Show all lines holding the string "ylabel".

Start of Given data

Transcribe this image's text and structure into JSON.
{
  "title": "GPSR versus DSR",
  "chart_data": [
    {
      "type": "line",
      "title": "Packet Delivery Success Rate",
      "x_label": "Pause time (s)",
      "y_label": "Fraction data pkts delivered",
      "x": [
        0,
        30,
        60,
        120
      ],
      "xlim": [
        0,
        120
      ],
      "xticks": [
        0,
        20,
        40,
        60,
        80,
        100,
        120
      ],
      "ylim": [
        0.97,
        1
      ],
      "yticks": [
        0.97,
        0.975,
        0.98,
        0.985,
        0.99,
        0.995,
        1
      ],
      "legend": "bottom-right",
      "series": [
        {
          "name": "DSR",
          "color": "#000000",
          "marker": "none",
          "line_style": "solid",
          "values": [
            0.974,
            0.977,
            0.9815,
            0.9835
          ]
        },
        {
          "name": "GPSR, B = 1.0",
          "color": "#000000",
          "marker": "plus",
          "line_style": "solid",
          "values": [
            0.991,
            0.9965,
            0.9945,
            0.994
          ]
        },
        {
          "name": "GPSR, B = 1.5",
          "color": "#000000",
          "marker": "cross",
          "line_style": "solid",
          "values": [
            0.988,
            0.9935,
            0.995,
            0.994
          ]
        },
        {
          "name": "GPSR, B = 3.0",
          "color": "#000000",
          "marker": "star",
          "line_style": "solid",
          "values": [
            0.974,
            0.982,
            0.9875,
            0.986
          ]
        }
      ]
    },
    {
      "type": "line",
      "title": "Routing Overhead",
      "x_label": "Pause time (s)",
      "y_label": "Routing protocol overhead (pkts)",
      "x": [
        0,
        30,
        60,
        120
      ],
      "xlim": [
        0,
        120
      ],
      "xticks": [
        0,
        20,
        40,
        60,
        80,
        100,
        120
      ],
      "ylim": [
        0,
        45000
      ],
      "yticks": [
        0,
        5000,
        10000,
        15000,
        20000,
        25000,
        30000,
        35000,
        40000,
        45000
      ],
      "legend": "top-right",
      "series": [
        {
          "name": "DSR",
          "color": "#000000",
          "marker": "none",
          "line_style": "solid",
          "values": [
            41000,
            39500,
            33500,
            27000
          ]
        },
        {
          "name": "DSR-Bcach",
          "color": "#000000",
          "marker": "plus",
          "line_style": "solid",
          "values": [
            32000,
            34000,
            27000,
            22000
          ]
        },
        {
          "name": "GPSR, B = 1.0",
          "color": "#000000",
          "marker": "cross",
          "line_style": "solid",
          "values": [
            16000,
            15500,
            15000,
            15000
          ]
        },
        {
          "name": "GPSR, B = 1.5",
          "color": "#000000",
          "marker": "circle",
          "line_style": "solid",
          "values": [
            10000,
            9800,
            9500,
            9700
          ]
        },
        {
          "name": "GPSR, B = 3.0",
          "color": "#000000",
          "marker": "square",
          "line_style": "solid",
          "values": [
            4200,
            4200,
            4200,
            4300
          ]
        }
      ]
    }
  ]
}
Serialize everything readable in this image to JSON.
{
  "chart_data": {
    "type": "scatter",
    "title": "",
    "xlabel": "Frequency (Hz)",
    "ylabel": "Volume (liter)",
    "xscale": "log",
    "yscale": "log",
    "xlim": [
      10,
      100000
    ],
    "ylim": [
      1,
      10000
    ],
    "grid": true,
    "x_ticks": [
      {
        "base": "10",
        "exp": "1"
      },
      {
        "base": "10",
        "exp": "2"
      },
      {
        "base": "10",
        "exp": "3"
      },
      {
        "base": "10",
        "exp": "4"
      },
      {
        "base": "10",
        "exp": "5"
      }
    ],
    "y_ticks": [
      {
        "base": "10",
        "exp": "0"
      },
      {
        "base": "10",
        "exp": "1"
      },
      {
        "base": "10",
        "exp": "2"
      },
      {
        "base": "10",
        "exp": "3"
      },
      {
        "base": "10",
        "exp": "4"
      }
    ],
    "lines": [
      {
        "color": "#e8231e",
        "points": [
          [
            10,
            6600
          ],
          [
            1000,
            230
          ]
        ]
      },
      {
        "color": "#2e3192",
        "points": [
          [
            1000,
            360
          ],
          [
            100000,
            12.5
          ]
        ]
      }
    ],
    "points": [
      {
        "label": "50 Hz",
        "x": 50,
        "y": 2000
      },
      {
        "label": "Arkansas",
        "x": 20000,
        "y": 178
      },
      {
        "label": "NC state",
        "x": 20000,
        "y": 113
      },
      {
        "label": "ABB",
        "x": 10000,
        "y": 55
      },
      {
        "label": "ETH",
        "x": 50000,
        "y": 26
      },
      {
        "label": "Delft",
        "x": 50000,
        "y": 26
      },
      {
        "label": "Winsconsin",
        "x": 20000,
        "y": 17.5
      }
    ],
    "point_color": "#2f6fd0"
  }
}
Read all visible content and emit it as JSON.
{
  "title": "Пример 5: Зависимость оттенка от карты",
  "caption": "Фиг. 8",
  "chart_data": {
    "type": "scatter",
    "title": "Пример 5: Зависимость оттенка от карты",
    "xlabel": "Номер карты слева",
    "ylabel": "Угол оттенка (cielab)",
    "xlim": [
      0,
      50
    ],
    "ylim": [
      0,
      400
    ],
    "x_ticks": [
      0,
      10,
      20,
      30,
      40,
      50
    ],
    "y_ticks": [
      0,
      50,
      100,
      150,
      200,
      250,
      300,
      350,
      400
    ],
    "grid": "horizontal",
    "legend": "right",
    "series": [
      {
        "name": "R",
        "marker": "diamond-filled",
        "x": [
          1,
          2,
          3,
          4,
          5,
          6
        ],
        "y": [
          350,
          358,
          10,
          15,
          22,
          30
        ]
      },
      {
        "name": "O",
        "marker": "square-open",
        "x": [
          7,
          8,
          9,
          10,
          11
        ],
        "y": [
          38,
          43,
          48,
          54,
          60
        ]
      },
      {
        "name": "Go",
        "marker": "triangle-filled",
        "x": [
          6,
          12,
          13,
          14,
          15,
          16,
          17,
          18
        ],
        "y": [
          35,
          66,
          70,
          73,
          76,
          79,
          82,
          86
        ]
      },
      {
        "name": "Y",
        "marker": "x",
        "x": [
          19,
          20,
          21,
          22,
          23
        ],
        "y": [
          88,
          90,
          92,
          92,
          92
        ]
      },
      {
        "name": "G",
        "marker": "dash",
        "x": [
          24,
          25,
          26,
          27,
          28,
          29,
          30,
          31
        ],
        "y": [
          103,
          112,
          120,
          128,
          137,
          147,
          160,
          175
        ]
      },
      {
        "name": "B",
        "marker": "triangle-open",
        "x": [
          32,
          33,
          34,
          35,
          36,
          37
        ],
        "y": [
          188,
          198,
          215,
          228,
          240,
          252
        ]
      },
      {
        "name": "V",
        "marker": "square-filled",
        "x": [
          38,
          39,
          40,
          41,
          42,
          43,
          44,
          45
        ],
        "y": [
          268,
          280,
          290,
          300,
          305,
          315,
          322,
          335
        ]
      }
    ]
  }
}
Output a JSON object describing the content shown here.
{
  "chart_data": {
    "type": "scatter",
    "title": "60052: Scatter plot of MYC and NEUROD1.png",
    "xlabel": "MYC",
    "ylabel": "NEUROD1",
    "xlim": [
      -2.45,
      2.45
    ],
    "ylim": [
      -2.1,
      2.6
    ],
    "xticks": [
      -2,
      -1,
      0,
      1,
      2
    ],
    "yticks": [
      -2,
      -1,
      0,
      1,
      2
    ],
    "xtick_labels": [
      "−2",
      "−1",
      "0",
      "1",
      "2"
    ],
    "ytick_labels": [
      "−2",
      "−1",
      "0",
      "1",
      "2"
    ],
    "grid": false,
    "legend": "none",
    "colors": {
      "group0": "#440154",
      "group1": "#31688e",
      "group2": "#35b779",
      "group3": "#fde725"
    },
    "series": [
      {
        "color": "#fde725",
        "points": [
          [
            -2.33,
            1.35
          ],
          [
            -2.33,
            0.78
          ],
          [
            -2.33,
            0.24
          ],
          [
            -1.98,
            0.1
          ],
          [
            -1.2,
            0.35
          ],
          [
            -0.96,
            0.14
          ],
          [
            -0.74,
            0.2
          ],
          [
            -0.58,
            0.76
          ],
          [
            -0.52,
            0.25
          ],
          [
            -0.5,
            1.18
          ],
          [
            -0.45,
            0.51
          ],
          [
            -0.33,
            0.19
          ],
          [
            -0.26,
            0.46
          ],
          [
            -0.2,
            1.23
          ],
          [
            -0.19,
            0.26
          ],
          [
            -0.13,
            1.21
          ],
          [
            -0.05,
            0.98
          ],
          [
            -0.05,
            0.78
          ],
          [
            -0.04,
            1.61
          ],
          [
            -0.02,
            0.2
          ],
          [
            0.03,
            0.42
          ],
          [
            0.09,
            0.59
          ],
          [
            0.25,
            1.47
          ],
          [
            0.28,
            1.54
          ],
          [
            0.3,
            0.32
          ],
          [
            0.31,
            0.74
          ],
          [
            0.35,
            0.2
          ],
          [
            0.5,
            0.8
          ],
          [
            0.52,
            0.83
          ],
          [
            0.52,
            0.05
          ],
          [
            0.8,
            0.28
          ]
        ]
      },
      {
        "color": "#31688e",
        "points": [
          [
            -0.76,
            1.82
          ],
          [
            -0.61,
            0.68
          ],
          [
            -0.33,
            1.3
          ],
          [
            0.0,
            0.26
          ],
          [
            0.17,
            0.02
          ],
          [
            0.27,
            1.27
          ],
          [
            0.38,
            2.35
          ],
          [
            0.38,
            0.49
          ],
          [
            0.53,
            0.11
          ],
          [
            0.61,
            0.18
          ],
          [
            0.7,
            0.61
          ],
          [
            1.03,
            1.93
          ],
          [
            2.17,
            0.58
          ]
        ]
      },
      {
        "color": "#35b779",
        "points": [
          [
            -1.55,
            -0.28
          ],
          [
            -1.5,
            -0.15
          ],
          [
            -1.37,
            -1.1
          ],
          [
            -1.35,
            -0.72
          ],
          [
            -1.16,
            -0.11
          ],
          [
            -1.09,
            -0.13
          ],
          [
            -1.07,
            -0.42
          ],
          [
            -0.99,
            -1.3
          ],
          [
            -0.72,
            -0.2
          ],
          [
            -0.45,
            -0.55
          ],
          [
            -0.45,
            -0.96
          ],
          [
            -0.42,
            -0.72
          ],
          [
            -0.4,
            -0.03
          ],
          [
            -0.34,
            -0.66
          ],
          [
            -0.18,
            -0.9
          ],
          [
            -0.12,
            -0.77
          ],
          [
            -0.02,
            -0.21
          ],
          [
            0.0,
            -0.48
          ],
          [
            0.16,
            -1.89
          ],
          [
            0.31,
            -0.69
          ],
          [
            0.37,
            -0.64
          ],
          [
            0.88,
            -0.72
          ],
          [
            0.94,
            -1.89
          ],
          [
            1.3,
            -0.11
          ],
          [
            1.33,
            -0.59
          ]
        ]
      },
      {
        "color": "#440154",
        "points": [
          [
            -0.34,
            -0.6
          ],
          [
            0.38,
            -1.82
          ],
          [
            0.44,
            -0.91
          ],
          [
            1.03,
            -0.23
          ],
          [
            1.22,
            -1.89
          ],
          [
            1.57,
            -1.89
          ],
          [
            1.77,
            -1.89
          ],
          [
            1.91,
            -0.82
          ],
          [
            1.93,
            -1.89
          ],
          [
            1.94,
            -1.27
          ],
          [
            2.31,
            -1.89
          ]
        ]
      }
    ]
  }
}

End of Given data

■ Output of the exercise
    "ylabel": "Volume (liter)",
    "ylabel": "Угол оттенка (cielab)",
    "ylabel": "NEUROD1",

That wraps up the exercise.